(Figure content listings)
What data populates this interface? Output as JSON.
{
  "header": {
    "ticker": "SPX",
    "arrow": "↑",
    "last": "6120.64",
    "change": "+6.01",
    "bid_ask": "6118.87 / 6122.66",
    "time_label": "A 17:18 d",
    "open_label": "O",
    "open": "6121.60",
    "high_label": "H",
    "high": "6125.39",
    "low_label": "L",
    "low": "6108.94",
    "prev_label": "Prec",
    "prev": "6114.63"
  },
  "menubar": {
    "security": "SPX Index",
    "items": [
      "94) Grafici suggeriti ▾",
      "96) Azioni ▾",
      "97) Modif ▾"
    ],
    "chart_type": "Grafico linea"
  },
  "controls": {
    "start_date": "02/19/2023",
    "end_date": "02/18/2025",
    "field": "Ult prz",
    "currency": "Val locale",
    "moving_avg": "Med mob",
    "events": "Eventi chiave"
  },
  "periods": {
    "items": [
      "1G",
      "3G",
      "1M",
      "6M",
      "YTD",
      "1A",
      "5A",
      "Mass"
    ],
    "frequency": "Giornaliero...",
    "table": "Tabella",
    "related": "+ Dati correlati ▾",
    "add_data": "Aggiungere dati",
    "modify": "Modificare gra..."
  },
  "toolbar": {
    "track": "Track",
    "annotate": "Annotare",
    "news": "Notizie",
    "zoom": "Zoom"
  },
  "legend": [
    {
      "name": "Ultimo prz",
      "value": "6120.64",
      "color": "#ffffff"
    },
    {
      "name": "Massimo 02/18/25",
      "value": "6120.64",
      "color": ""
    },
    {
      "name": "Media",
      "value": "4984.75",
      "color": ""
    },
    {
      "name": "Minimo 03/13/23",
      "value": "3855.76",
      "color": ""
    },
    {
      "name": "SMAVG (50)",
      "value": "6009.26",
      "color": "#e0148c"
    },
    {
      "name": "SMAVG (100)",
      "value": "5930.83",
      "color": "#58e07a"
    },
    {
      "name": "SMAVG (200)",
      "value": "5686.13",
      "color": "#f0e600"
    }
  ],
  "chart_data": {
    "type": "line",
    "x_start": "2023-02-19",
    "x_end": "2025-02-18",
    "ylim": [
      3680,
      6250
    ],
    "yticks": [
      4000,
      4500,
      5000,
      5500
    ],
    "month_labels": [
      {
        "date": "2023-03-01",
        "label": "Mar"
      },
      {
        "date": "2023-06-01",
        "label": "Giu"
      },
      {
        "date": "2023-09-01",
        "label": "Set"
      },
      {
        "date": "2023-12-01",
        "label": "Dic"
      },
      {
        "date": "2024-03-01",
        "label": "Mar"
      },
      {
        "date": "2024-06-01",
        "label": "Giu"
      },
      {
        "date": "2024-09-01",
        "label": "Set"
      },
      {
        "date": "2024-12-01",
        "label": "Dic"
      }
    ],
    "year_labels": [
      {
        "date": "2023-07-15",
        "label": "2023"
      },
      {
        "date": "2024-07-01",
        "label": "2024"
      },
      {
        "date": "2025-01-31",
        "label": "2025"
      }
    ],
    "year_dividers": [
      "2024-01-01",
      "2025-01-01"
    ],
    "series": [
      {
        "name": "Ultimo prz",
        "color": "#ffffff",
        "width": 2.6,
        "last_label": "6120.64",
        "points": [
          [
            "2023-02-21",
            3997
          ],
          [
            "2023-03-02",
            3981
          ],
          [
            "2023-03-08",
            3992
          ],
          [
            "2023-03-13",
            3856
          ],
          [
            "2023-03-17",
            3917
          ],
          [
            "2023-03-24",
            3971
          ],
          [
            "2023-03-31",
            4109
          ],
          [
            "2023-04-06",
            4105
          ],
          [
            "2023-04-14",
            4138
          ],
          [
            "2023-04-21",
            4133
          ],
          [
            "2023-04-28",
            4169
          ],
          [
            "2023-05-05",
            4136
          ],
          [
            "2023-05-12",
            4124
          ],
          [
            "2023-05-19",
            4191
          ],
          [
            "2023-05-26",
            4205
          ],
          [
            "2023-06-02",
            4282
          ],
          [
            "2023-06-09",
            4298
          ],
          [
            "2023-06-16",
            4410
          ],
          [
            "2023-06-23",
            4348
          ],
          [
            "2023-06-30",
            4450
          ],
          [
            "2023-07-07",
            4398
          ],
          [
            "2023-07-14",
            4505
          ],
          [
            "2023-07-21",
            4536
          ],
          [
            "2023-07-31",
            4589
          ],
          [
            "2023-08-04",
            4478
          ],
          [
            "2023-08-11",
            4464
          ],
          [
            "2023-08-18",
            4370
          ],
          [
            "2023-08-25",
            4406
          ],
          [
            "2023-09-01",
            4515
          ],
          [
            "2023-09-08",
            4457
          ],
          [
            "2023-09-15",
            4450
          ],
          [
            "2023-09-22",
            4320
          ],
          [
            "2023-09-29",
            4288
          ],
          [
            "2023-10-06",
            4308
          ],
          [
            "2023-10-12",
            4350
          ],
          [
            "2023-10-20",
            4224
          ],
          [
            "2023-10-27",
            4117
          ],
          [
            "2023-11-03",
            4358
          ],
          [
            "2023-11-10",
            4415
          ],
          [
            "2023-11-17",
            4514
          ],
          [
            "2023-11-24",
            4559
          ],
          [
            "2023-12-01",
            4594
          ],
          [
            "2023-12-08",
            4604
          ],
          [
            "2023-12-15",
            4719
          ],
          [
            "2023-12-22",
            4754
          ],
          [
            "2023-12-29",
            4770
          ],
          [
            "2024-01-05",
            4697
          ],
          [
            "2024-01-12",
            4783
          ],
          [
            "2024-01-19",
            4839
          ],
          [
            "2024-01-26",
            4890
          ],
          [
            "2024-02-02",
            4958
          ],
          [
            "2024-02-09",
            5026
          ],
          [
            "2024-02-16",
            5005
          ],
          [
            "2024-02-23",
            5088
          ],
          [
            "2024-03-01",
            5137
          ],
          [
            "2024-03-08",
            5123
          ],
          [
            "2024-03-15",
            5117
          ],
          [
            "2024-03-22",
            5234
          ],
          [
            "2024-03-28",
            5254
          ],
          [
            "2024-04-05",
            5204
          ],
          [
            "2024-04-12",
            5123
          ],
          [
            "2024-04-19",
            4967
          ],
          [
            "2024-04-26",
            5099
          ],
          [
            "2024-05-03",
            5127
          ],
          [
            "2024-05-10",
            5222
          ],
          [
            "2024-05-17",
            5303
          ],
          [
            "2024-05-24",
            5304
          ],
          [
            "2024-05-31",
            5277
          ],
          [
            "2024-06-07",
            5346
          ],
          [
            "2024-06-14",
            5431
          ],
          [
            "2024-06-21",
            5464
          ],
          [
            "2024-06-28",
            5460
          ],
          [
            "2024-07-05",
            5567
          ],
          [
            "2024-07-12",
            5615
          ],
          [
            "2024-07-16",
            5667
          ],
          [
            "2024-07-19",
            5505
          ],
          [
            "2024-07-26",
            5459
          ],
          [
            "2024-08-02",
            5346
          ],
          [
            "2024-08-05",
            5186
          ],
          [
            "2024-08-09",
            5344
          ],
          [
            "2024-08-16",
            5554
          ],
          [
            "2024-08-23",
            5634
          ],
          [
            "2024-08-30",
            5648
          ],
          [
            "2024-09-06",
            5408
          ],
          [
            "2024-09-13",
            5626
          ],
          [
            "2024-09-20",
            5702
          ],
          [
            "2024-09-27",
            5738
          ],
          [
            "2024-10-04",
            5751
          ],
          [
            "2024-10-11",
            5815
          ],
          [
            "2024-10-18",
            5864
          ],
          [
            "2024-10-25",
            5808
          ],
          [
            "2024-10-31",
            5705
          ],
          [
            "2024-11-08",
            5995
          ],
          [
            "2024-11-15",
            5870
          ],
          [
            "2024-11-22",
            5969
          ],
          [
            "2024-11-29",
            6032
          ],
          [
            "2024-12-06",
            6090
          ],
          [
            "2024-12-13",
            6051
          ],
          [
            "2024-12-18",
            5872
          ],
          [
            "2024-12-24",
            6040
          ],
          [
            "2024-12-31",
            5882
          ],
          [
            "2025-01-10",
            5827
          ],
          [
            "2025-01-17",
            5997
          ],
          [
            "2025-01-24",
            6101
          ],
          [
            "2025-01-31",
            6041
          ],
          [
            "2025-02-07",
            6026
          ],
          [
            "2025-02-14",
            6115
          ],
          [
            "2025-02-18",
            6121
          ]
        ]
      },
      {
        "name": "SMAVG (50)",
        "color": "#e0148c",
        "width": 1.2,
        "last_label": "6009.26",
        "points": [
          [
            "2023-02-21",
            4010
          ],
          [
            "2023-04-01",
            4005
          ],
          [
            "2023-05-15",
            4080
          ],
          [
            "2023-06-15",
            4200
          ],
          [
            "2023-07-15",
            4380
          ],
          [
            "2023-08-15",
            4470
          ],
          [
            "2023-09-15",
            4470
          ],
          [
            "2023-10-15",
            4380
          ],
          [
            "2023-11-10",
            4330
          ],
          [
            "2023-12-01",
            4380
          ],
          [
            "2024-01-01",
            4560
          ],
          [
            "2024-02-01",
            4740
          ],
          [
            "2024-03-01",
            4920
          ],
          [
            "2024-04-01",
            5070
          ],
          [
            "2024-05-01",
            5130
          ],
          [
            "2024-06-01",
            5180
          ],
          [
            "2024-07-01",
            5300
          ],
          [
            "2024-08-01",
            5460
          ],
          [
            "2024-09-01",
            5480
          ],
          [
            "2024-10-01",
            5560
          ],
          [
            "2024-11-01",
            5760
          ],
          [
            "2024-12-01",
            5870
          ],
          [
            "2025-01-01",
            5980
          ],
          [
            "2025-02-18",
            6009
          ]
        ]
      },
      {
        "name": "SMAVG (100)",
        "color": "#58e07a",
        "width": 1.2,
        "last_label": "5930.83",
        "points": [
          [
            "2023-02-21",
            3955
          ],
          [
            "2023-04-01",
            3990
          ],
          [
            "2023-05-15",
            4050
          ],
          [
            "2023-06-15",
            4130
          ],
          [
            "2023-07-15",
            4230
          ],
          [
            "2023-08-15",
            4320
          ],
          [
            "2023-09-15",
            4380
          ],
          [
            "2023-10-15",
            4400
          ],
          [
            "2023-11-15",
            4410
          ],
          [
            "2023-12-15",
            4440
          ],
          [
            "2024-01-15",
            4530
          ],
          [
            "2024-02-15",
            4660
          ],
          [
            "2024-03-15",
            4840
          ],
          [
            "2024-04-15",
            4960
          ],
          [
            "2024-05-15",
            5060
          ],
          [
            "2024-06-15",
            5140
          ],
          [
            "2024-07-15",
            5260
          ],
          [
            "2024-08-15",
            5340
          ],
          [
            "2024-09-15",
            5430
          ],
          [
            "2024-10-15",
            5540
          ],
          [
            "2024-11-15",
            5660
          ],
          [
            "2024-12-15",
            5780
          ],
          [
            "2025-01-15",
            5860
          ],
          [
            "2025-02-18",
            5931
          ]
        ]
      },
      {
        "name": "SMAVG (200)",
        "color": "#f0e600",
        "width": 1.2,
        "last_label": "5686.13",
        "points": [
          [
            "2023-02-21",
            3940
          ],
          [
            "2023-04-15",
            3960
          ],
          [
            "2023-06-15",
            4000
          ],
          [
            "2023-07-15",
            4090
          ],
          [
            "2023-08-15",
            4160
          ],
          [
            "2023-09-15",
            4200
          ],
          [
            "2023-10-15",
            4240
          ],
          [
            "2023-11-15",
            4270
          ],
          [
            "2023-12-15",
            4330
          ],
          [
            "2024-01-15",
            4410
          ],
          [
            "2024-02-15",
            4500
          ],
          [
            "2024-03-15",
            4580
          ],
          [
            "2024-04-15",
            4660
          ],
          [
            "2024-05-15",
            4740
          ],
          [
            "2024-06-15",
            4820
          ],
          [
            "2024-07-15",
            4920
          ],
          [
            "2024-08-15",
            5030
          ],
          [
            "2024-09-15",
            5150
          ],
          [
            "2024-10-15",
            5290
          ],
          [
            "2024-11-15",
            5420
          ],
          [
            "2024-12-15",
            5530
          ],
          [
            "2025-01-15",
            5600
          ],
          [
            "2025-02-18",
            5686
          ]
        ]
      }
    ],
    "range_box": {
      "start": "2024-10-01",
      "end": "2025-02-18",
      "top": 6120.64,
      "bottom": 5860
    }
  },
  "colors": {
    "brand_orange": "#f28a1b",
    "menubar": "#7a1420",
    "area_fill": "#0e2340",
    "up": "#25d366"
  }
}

EXERCISE BRIEF:
Only lines with the word "name" are wanted, so copy each one from the records.

TASK SOLUTION:
      "name": "Ultimo prz",
      "name": "Massimo 02/18/25",
      "name": "Media",
      "name": "Minimo 03/13/23",
      "name": "SMAVG (50)",
      "name": "SMAVG (100)",
      "name": "SMAVG (200)",
        "name": "Ultimo prz",
        "name": "SMAVG (50)",
        "name": "SMAVG (100)",
        "name": "SMAVG (200)",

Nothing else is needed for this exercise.